» **Document**:
As for the allegations concerning Sigma, she admits post-termination work with Sigma as an independent contractor for a brief period of time but denies that she did so within fifty miles of a Paymaxx location or by using any information from Paymaxx separate from her book of business. She submits records from Texas showing that Sigma was formed as a Texas corporation in July 11, 2011. (Doc. 39-3).
Perlmutter does not deny that while with Leedom, she formed Perlwood Holdings, LLC, dba "PerlPayments." She claims this was only done when Plaintiffs declined to do business with certain of her customers, those not in the auto sales business, who followed her from MBK. By her account, she was forced to create a company to service those customers rejected by Leedom. As soon as Jim Garvin, Leedom's COO, agreed to reverse course and offer service to these customers, she dissolve Perlwood Holdings. She urges that Paymaxx never did service these customers as promised, and thus the only clients at issue would be ones that Paymaxx expressly declined in any event. Defendant files copies of the incorporation documents reflecting Perlwood Holdings, LLC, was formed as a Florida limited liability company on March 25, 2011, and voluntarily dissolved two months later on May 26, 2011. (Doc. 39-2).
Defendant does deny that she "solicited" Leedom employees as urged by Plaintiffs. Rather, Woods and Duncan both came with her from MBK as part of what she brought to Paymaxx. They became principals in Perlwood Holdings because of their familiarity with the customers and helped service those customers that Leedom was refusing to serve.

» **Actions to take**:
(A) According to the Perlmutter passage, on what date was Perlwood Holdings, LLC voluntarily dissolved?
(B) Reproduce word for word the stretch of the Perlmutter passage from "As for the allegations" through "2011. (Doc. 39-3).".
(C) Extend the Perlmutter passage, picking up after its final sentence.

(Layout element annotations)
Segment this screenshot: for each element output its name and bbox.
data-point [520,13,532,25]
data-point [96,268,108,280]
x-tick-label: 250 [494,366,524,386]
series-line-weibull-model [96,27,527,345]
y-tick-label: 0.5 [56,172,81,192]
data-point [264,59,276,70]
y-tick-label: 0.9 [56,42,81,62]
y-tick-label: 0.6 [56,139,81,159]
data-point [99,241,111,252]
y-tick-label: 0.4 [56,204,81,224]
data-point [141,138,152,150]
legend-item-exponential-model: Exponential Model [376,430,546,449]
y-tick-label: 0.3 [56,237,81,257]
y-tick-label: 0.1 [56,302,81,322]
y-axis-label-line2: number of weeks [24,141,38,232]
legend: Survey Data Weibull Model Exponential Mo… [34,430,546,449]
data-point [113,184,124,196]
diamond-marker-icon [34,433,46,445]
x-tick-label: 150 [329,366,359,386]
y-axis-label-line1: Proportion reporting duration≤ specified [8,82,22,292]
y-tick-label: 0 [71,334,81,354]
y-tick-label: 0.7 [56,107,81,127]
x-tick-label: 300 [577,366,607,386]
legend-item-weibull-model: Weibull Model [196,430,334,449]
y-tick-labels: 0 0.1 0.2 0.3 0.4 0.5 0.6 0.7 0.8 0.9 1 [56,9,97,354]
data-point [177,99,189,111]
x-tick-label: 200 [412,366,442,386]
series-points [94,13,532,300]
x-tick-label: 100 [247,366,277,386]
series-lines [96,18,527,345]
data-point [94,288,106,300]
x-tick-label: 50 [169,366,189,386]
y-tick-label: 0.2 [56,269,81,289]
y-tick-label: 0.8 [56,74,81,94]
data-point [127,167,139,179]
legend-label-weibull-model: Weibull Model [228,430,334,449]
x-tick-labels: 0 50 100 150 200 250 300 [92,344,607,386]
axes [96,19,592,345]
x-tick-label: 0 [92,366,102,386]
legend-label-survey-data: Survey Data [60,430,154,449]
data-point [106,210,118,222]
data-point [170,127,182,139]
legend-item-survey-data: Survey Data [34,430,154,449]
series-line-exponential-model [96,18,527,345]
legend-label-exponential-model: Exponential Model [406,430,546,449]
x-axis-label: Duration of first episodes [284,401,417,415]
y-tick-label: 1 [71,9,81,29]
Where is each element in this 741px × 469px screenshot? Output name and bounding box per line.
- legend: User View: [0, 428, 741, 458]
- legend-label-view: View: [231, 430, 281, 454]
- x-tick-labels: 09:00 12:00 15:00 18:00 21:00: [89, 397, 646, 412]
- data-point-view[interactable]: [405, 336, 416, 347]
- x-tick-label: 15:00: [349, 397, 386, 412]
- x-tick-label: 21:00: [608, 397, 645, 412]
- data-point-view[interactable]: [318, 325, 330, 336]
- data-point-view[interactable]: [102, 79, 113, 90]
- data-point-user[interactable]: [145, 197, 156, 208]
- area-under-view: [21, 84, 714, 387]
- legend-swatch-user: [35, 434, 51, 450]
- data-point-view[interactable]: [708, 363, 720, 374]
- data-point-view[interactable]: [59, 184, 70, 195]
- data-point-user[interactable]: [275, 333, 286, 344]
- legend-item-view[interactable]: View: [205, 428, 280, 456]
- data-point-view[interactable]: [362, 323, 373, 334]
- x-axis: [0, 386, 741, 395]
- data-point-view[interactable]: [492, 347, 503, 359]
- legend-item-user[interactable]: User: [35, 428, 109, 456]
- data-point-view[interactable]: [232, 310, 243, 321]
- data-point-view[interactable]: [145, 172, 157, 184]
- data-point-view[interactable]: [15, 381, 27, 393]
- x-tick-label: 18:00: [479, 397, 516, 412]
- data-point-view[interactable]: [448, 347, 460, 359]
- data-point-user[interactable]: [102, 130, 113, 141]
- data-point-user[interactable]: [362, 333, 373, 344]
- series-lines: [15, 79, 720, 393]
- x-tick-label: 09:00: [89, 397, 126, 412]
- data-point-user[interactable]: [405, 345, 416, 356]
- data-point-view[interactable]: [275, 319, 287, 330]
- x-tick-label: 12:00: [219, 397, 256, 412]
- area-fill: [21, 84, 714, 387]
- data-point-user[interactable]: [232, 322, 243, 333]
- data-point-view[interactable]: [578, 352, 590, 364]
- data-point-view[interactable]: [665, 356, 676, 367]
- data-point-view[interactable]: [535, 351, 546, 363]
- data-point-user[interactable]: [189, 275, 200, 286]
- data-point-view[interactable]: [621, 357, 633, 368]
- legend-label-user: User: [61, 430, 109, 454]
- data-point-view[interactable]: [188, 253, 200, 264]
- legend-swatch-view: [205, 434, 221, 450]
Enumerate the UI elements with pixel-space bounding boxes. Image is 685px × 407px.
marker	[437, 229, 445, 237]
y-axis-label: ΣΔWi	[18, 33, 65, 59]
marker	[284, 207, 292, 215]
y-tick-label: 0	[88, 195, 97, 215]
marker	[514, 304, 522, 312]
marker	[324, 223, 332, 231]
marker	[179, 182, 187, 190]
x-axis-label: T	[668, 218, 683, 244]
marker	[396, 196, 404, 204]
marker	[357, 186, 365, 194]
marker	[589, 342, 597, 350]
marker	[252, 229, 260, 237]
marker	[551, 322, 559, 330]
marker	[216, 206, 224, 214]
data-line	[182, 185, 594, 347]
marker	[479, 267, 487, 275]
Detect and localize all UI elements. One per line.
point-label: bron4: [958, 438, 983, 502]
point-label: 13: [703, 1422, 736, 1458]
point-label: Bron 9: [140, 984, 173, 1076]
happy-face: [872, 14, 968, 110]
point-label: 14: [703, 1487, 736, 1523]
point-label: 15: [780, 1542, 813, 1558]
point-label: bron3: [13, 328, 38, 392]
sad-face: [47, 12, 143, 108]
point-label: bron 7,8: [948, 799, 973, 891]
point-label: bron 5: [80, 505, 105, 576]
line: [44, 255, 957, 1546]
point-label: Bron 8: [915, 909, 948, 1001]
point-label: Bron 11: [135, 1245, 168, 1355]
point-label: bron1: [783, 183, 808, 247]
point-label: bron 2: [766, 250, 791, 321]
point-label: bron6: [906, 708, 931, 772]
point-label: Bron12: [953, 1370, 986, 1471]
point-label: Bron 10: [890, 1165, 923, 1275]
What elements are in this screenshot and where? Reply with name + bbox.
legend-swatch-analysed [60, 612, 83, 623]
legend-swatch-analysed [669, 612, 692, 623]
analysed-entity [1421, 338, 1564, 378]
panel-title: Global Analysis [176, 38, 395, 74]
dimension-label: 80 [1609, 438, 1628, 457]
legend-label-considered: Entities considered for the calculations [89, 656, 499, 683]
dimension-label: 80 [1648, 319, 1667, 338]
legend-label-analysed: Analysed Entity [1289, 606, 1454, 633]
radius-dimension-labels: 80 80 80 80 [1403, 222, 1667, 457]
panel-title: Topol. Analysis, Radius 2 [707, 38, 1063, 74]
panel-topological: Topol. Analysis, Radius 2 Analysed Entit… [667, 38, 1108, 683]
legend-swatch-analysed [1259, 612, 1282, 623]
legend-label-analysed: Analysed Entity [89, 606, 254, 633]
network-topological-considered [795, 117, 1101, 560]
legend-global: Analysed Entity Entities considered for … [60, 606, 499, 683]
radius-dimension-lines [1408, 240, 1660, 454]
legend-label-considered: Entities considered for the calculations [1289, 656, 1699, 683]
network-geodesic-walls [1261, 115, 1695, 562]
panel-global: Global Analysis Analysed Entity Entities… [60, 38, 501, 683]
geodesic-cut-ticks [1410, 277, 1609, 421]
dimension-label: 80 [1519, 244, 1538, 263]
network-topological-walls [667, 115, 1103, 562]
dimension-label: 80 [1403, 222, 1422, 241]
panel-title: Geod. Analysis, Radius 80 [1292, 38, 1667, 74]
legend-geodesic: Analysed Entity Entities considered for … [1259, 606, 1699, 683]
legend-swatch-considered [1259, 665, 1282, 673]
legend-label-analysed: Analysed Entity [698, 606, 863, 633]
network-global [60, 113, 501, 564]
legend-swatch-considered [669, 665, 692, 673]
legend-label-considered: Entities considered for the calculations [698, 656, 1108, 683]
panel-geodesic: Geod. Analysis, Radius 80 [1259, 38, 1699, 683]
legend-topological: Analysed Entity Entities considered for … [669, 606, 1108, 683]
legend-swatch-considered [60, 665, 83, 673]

» **Answers provided**:
(A) May 26, 2011.

(B)
As for the allegations concerning Sigma, she admits post-termination work with Sigma as an independent contractor for a brief period of time but denies that she did so within fifty miles of a Paymaxx location or by using any information from Paymaxx separate from her book of business. She submits records from Texas showing that Sigma was formed as a Texas corporation in July 11, 2011. (Doc. 39-3).

(C)
Finally, Defendant files the incorporation documents for Perlpay Systems, LLC, which was registered with the State of Tennessee as a limited liability company on October 20, 2011, subsequent to her employment with Paymaxx. (Doc. 39-1). By her declaration (Doc. 38-1) and her affidavit (Doc. 44-2), she acknowledges residing in Tennessee and conducting business currently in Tennessee as an employee of Perlpay Systems, LLC, but claims to be outside the 50-mile radius of anywhere Plaintiffs are conducting business. She further attests she has complied with the TRO, has not solicited Plaintiffs' clients, and has not disclosed any trade secret or confidential information at any time. By her affidavit, she has not destroyed, erased, or otherwise disposed of any records or documents, including electronically stored materials that relate in any way to her business or personal finances. (Doc. 44-2).
Rule 65 of the Federal Rules of Civil Procedure governs the entry of a preliminary injunction. The purpose of a preliminary injunction is to maintain the status quo until the court can enter a final decision on the merits of the case. United States v. DBB, Inc., 180 F.3d 1277 (11th Cir. 1999); see also Canal Auth. of Fla. v. Callaway, 489 F.2d 567, 572 (5th Cir. 1974). A party seeking entry of a preliminary injunction must establish (1) a substantial likelihood of success on the merits; (2) a substantial threat of irreparable injury if the injunction is not granted; (3) the threatened injury to the moving party outweighs whatever damage the proposed injunction may cause the opposing party; and (4) if issued, the injunction would not be adverse to the public interest. Four Seasons Hotels & Resorts, B.V. v. Consorcio Barr, S.A., 320 F.3d 1205 (11th Cir. 2003); McDonald's Corp. v. Robertson, 147 F.3d 1301, 1306 (11th Cir. 1998); Haitian Refugee Ctr., Inc. v. Baker, 949 F.2d 1109, 1110 (11th Cir. 1991).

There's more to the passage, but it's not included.